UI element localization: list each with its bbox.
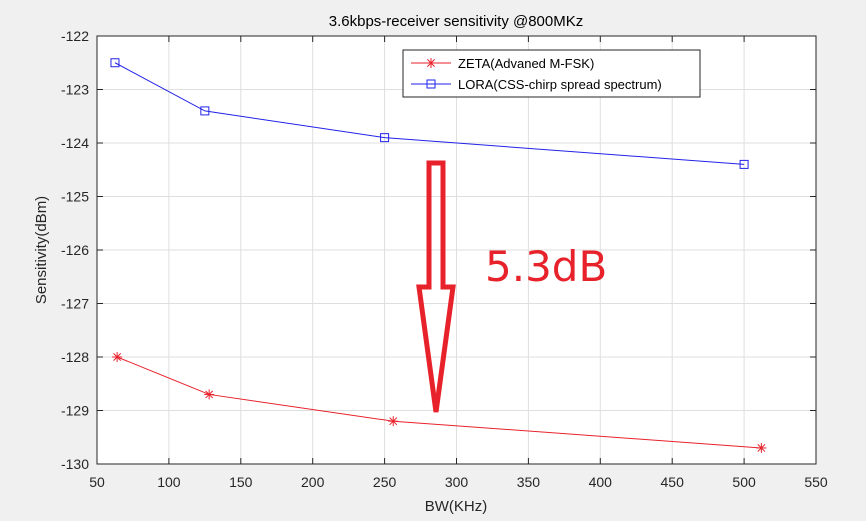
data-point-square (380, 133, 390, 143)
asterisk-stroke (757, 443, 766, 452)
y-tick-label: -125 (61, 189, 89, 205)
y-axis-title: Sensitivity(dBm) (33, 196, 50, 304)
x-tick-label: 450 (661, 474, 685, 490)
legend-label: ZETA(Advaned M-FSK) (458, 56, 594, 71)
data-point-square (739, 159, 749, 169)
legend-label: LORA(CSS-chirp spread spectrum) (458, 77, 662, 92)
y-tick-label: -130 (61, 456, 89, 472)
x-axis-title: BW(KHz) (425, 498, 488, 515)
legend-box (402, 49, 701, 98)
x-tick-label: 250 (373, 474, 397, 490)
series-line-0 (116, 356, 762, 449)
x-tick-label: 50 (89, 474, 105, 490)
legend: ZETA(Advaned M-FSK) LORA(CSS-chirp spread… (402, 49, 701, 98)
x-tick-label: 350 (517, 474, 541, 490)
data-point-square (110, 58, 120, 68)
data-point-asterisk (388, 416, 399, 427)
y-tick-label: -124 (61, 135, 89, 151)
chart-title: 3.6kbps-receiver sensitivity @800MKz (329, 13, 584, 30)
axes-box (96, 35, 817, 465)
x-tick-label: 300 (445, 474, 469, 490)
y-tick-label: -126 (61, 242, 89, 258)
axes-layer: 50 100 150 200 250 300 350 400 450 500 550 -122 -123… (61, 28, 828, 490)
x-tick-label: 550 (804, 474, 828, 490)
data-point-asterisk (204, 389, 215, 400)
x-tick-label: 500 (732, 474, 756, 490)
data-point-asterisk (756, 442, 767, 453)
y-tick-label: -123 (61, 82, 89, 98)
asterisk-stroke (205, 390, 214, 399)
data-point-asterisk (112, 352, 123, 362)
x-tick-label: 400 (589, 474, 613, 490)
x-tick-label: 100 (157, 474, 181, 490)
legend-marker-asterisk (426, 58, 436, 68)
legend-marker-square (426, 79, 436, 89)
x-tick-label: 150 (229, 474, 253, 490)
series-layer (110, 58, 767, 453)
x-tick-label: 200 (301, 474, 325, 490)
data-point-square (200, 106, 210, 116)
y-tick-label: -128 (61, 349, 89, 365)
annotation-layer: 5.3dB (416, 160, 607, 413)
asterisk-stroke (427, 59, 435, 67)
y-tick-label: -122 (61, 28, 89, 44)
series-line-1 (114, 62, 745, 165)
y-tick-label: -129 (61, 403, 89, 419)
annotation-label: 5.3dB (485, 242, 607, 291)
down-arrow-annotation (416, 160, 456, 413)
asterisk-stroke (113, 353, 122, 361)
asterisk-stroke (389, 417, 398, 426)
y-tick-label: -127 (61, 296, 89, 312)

-----

The task
Reproduce every line of the records above verbatim, but omit the pictures.

Answer to the task
UI element localization: list each with its bbox.
data-point-square (380, 133, 390, 143)
asterisk-stroke (757, 443, 766, 452)
y-tick-label: -125 (61, 189, 89, 205)
y-axis-title: Sensitivity(dBm) (33, 196, 50, 304)
x-tick-label: 450 (661, 474, 685, 490)
legend-label: ZETA(Advaned M-FSK) (458, 56, 594, 71)
data-point-square (739, 159, 749, 169)
legend-label: LORA(CSS-chirp spread spectrum) (458, 77, 662, 92)
y-tick-label: -130 (61, 456, 89, 472)
x-axis-title: BW(KHz) (425, 498, 488, 515)
legend-box (402, 49, 701, 98)
x-tick-label: 250 (373, 474, 397, 490)
series-line-0 (116, 356, 762, 449)
x-tick-label: 50 (89, 474, 105, 490)
legend: ZETA(Advaned M-FSK) LORA(CSS-chirp spread… (402, 49, 701, 98)
x-tick-label: 350 (517, 474, 541, 490)
data-point-square (110, 58, 120, 68)
data-point-asterisk (388, 416, 399, 427)
y-tick-label: -124 (61, 135, 89, 151)
chart-title: 3.6kbps-receiver sensitivity @800MKz (329, 13, 584, 30)
axes-box (96, 35, 817, 465)
x-tick-label: 300 (445, 474, 469, 490)
y-tick-label: -126 (61, 242, 89, 258)
axes-layer: 50 100 150 200 250 300 350 400 450 500 550 -122 -123… (61, 28, 828, 490)
x-tick-label: 550 (804, 474, 828, 490)
data-point-asterisk (204, 389, 215, 400)
x-tick-label: 500 (732, 474, 756, 490)
data-point-asterisk (756, 442, 767, 453)
y-tick-label: -123 (61, 82, 89, 98)
asterisk-stroke (205, 390, 214, 399)
data-point-asterisk (112, 352, 123, 362)
x-tick-label: 400 (589, 474, 613, 490)
x-tick-label: 100 (157, 474, 181, 490)
legend-marker-asterisk (426, 58, 436, 68)
legend-marker-square (426, 79, 436, 89)
x-tick-label: 150 (229, 474, 253, 490)
series-layer (110, 58, 767, 453)
x-tick-label: 200 (301, 474, 325, 490)
data-point-square (200, 106, 210, 116)
y-tick-label: -128 (61, 349, 89, 365)
annotation-layer: 5.3dB (416, 160, 607, 413)
asterisk-stroke (427, 59, 435, 67)
y-tick-label: -122 (61, 28, 89, 44)
series-line-1 (114, 62, 745, 165)
y-tick-label: -129 (61, 403, 89, 419)
annotation-label: 5.3dB (485, 242, 607, 291)
down-arrow-annotation (416, 160, 456, 413)
asterisk-stroke (113, 353, 122, 361)
asterisk-stroke (389, 417, 398, 426)
y-tick-label: -127 (61, 296, 89, 312)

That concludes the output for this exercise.